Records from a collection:
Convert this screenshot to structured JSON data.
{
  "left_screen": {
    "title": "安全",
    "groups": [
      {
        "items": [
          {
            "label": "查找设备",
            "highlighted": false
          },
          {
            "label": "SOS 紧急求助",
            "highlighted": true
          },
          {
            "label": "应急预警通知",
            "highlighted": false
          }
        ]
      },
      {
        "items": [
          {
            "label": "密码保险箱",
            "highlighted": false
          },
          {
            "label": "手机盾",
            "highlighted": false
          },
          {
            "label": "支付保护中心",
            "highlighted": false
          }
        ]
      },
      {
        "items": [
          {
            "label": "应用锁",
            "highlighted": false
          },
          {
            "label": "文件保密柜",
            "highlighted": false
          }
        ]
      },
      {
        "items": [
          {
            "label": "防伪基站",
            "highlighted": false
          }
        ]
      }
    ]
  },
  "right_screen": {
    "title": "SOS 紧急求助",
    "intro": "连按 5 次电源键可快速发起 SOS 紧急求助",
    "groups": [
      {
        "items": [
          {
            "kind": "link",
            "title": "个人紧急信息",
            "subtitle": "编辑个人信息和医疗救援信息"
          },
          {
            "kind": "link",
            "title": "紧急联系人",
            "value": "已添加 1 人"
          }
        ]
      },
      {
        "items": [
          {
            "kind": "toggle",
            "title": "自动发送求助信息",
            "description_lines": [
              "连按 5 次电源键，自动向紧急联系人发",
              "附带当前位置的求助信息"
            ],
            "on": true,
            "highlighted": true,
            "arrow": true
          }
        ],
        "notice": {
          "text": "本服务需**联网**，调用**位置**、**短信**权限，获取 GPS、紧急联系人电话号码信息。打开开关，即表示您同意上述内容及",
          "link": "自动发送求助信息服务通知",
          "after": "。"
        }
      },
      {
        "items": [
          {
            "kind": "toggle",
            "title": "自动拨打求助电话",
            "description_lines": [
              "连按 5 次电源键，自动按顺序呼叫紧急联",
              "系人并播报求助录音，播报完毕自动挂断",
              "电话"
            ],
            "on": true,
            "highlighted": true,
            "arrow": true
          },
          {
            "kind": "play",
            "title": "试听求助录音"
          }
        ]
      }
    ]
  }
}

**Objective:** Each line of the material should be echoed exactly.

**Completed exercise:**
Convert this screenshot to structured JSON data.
{
  "left_screen": {
    "title": "安全",
    "groups": [
      {
        "items": [
          {
            "label": "查找设备",
            "highlighted": false
          },
          {
            "label": "SOS 紧急求助",
            "highlighted": true
          },
          {
            "label": "应急预警通知",
            "highlighted": false
          }
        ]
      },
      {
        "items": [
          {
            "label": "密码保险箱",
            "highlighted": false
          },
          {
            "label": "手机盾",
            "highlighted": false
          },
          {
            "label": "支付保护中心",
            "highlighted": false
          }
        ]
      },
      {
        "items": [
          {
            "label": "应用锁",
            "highlighted": false
          },
          {
            "label": "文件保密柜",
            "highlighted": false
          }
        ]
      },
      {
        "items": [
          {
            "label": "防伪基站",
            "highlighted": false
          }
        ]
      }
    ]
  },
  "right_screen": {
    "title": "SOS 紧急求助",
    "intro": "连按 5 次电源键可快速发起 SOS 紧急求助",
    "groups": [
      {
        "items": [
          {
            "kind": "link",
            "title": "个人紧急信息",
            "subtitle": "编辑个人信息和医疗救援信息"
          },
          {
            "kind": "link",
            "title": "紧急联系人",
            "value": "已添加 1 人"
          }
        ]
      },
      {
        "items": [
          {
            "kind": "toggle",
            "title": "自动发送求助信息",
            "description_lines": [
              "连按 5 次电源键，自动向紧急联系人发",
              "附带当前位置的求助信息"
            ],
            "on": true,
            "highlighted": true,
            "arrow": true
          }
        ],
        "notice": {
          "text": "本服务需**联网**，调用**位置**、**短信**权限，获取 GPS、紧急联系人电话号码信息。打开开关，即表示您同意上述内容及",
          "link": "自动发送求助信息服务通知",
          "after": "。"
        }
      },
      {
        "items": [
          {
            "kind": "toggle",
            "title": "自动拨打求助电话",
            "description_lines": [
              "连按 5 次电源键，自动按顺序呼叫紧急联",
              "系人并播报求助录音，播报完毕自动挂断",
              "电话"
            ],
            "on": true,
            "highlighted": true,
            "arrow": true
          },
          {
            "kind": "play",
            "title": "试听求助录音"
          }
        ]
      }
    ]
  }
}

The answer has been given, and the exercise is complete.